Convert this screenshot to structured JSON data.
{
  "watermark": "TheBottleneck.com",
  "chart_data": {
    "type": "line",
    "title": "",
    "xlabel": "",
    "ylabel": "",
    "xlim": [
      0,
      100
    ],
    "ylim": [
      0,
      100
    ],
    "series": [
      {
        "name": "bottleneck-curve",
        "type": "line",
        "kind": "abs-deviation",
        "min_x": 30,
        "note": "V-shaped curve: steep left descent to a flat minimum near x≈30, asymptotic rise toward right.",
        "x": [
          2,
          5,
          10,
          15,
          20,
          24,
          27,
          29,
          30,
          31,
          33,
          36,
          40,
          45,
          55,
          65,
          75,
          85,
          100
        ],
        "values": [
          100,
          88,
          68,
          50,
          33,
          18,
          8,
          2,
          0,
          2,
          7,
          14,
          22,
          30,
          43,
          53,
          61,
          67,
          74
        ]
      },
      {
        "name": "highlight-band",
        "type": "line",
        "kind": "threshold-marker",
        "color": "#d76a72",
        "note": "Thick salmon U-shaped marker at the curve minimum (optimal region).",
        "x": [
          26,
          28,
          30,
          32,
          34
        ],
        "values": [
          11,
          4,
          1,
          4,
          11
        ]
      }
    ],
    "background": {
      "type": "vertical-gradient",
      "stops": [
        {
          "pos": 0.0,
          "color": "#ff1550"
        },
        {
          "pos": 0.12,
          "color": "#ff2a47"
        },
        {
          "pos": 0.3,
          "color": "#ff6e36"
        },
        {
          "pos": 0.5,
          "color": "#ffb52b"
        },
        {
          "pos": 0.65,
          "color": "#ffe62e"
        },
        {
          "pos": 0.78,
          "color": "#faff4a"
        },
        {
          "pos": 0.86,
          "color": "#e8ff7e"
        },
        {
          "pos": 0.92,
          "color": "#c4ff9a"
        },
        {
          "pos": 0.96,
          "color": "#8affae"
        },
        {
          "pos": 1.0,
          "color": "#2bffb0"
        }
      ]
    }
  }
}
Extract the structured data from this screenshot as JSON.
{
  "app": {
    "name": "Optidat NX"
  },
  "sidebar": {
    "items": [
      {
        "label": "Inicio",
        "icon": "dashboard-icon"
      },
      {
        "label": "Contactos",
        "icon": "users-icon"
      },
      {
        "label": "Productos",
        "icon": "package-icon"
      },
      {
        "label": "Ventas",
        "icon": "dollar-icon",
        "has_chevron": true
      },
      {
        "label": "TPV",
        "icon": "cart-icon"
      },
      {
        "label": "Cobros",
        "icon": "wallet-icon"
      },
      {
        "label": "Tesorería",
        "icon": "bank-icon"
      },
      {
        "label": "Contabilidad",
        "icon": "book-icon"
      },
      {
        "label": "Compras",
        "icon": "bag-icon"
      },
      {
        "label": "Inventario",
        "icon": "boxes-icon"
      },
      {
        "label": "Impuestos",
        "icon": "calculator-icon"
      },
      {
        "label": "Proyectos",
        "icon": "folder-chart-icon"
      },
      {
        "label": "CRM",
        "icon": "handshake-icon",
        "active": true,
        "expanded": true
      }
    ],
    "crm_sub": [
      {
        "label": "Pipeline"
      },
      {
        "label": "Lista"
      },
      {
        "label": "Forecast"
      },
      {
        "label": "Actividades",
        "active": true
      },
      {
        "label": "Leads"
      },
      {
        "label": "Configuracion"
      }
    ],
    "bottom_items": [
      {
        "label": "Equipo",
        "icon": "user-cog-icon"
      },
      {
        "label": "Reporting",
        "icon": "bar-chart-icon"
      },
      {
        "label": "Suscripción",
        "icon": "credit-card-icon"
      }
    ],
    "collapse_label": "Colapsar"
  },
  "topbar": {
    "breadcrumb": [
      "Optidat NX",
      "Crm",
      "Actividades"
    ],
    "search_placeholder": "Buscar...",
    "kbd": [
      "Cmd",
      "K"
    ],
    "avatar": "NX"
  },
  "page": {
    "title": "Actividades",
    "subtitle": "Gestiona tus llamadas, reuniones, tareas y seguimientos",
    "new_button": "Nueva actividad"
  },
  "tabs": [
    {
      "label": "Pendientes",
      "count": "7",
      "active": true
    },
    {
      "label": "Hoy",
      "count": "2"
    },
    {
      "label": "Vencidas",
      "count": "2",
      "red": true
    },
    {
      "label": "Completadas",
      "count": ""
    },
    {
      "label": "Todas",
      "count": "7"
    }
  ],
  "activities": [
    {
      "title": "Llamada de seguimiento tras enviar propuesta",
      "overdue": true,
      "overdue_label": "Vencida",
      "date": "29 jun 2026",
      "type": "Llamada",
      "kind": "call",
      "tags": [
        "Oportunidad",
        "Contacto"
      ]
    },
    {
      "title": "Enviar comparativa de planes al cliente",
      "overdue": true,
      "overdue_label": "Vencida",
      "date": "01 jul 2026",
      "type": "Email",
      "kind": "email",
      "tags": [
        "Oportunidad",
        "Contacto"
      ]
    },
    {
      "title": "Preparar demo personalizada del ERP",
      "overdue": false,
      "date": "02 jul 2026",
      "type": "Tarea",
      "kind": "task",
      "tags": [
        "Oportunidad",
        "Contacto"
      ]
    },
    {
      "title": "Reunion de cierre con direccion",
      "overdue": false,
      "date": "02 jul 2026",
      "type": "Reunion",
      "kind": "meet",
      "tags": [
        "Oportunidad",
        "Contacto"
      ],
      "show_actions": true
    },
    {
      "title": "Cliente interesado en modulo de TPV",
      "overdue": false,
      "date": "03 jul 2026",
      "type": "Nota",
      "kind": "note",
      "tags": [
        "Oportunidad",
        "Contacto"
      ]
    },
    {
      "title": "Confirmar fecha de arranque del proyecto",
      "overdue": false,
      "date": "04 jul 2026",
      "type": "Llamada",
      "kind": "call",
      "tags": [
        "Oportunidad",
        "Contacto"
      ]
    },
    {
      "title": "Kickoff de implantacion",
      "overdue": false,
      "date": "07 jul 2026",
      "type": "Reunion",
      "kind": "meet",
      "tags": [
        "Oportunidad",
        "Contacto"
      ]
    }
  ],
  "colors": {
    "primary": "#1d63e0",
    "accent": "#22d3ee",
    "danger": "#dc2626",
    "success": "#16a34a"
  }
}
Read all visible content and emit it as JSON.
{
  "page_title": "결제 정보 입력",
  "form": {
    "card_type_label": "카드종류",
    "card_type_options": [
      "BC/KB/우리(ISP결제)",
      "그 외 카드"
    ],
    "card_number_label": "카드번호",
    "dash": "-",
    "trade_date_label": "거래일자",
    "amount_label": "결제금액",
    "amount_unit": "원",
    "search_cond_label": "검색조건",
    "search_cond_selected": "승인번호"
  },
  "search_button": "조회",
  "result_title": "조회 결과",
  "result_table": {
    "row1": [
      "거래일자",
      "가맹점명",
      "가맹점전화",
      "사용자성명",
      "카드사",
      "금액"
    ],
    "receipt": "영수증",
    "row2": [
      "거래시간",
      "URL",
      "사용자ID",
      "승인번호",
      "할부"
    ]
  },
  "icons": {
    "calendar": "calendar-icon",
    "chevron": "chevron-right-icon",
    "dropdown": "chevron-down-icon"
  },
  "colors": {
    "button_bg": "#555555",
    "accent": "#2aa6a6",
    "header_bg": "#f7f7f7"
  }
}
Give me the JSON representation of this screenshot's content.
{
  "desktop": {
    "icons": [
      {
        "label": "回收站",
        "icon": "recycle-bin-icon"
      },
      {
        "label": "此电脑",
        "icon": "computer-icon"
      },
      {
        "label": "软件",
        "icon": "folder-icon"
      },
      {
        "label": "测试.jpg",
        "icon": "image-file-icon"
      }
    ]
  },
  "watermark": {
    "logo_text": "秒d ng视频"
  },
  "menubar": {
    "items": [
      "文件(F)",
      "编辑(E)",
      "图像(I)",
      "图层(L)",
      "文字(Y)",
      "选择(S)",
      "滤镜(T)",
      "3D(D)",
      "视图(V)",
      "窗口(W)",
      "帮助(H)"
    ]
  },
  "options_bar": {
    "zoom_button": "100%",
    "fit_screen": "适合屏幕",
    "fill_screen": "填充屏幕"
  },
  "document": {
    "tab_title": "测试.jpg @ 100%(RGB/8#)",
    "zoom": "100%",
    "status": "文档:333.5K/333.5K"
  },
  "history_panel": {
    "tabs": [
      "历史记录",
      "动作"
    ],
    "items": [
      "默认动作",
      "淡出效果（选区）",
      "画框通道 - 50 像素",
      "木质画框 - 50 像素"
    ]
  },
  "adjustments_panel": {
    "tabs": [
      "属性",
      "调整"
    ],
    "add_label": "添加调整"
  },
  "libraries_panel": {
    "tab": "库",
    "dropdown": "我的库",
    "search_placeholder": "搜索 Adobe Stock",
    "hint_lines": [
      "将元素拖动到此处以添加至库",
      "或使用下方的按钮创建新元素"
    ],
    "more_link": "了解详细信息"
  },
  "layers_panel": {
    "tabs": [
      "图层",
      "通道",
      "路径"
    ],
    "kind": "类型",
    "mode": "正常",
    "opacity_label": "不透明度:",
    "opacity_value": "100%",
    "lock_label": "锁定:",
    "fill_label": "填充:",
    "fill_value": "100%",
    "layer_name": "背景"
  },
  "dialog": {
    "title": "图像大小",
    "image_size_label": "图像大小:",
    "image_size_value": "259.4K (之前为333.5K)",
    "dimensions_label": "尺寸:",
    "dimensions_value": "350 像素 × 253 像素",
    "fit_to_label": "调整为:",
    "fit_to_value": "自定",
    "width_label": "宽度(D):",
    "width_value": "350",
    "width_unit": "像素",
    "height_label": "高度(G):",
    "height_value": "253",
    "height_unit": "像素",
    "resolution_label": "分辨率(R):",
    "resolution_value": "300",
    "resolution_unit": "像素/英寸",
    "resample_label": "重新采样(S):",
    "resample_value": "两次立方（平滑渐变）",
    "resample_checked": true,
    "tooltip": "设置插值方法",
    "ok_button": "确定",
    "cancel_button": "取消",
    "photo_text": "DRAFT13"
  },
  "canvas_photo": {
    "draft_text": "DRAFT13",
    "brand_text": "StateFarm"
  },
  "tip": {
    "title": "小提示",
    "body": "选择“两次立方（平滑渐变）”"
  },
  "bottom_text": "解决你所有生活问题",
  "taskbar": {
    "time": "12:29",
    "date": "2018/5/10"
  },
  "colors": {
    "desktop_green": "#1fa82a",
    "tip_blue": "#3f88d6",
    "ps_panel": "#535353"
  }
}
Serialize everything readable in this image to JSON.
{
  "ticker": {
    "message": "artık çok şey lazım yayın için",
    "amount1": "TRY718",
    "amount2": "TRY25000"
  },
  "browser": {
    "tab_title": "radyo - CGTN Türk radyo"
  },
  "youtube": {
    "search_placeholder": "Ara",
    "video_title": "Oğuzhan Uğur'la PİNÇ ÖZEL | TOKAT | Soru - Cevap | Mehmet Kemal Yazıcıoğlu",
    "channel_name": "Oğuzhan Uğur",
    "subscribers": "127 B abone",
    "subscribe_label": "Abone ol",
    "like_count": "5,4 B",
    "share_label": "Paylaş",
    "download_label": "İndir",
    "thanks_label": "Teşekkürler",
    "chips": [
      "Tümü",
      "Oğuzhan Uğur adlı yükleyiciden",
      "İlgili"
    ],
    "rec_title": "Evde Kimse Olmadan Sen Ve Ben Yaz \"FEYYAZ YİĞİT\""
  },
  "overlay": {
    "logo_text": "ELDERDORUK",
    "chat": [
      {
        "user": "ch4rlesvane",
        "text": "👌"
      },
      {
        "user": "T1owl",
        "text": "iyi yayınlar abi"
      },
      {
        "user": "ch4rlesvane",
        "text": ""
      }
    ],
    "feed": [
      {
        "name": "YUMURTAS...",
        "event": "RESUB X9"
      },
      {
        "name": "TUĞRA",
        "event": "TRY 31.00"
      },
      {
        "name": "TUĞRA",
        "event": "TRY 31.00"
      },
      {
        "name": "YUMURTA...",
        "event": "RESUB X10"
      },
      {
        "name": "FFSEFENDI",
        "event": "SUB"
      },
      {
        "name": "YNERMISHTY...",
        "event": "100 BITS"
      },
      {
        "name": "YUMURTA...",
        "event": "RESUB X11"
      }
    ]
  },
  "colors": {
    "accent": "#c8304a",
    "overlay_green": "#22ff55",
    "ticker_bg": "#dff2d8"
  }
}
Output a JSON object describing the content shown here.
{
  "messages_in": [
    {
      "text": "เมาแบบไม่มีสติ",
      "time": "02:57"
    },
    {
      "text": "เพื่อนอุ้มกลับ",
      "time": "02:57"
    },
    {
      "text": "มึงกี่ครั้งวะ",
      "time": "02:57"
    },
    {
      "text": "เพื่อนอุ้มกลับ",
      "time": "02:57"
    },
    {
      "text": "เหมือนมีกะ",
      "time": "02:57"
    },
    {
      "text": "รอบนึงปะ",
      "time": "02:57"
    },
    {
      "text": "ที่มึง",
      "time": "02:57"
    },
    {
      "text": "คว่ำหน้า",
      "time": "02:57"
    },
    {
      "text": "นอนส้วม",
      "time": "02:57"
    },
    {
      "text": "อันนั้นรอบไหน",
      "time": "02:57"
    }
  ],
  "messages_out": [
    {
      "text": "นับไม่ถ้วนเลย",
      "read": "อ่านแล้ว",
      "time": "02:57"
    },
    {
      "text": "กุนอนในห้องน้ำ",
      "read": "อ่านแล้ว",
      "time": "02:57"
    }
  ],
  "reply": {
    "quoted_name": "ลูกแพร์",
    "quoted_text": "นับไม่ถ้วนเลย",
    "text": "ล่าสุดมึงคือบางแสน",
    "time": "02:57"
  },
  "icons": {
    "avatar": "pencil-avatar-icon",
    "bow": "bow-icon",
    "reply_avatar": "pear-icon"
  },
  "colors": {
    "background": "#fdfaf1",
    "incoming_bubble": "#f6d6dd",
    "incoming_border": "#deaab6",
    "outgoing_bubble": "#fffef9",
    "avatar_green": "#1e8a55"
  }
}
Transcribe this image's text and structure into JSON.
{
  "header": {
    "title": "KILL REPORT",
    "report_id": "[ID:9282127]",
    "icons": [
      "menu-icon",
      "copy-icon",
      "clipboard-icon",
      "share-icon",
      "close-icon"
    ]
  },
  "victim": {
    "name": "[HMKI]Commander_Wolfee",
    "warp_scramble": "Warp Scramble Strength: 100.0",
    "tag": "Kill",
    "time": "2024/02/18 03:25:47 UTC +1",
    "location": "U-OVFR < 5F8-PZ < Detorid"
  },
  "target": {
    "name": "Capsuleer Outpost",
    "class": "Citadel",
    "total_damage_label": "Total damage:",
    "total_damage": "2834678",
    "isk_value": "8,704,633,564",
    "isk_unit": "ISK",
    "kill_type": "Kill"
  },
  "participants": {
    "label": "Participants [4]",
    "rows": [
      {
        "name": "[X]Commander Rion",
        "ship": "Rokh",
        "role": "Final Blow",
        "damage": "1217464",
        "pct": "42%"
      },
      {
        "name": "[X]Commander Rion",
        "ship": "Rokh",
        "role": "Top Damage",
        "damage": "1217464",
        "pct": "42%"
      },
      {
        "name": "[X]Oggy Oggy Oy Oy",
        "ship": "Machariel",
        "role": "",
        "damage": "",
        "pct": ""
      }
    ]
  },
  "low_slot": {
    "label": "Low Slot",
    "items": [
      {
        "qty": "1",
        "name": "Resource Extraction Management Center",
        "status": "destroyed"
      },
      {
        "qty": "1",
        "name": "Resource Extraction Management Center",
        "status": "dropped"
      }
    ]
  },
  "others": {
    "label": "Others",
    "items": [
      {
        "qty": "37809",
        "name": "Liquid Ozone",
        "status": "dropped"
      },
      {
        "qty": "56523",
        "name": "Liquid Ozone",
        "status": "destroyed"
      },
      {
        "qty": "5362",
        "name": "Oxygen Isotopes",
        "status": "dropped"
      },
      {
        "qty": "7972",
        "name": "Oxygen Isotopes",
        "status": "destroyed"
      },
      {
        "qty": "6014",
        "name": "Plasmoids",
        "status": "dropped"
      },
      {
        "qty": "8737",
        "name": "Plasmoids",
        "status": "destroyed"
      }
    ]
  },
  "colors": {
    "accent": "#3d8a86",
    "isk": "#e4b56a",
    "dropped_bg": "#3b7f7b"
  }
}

PROBLEM TO WORK ON => Report only how many lines in the listing contain the string "screenshot".

REPLY => 3